WORK TO BE COMPLETED -
Please repeat all of the lines that follow, exactly as written.

+ + + +

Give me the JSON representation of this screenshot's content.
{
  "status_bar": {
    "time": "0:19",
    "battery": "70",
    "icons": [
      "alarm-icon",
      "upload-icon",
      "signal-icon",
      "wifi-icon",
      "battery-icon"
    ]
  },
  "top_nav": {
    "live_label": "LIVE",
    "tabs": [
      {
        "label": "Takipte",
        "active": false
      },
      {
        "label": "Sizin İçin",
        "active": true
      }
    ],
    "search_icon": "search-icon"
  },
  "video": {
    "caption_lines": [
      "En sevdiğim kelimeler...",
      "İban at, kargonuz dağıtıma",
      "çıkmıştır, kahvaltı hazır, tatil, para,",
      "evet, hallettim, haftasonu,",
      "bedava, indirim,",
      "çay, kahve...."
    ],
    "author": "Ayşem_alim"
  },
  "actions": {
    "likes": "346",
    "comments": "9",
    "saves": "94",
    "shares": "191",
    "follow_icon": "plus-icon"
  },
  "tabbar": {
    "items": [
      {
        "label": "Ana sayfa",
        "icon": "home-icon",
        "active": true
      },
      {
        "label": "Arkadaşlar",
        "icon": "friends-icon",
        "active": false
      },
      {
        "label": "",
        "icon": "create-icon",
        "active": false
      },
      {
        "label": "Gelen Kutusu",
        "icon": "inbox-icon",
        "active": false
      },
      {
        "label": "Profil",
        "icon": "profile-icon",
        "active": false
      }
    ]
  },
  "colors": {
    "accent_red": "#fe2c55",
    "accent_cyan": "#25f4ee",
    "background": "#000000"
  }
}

+ + + +

WRITTEN SOLUTION -
Give me the JSON representation of this screenshot's content.
{
  "status_bar": {
    "time": "0:19",
    "battery": "70",
    "icons": [
      "alarm-icon",
      "upload-icon",
      "signal-icon",
      "wifi-icon",
      "battery-icon"
    ]
  },
  "top_nav": {
    "live_label": "LIVE",
    "tabs": [
      {
        "label": "Takipte",
        "active": false
      },
      {
        "label": "Sizin İçin",
        "active": true
      }
    ],
    "search_icon": "search-icon"
  },
  "video": {
    "caption_lines": [
      "En sevdiğim kelimeler...",
      "İban at, kargonuz dağıtıma",
      "çıkmıştır, kahvaltı hazır, tatil, para,",
      "evet, hallettim, haftasonu,",
      "bedava, indirim,",
      "çay, kahve...."
    ],
    "author": "Ayşem_alim"
  },
  "actions": {
    "likes": "346",
    "comments": "9",
    "saves": "94",
    "shares": "191",
    "follow_icon": "plus-icon"
  },
  "tabbar": {
    "items": [
      {
        "label": "Ana sayfa",
        "icon": "home-icon",
        "active": true
      },
      {
        "label": "Arkadaşlar",
        "icon": "friends-icon",
        "active": false
      },
      {
        "label": "",
        "icon": "create-icon",
        "active": false
      },
      {
        "label": "Gelen Kutusu",
        "icon": "inbox-icon",
        "active": false
      },
      {
        "label": "Profil",
        "icon": "profile-icon",
        "active": false
      }
    ]
  },
  "colors": {
    "accent_red": "#fe2c55",
    "accent_cyan": "#25f4ee",
    "background": "#000000"
  }
}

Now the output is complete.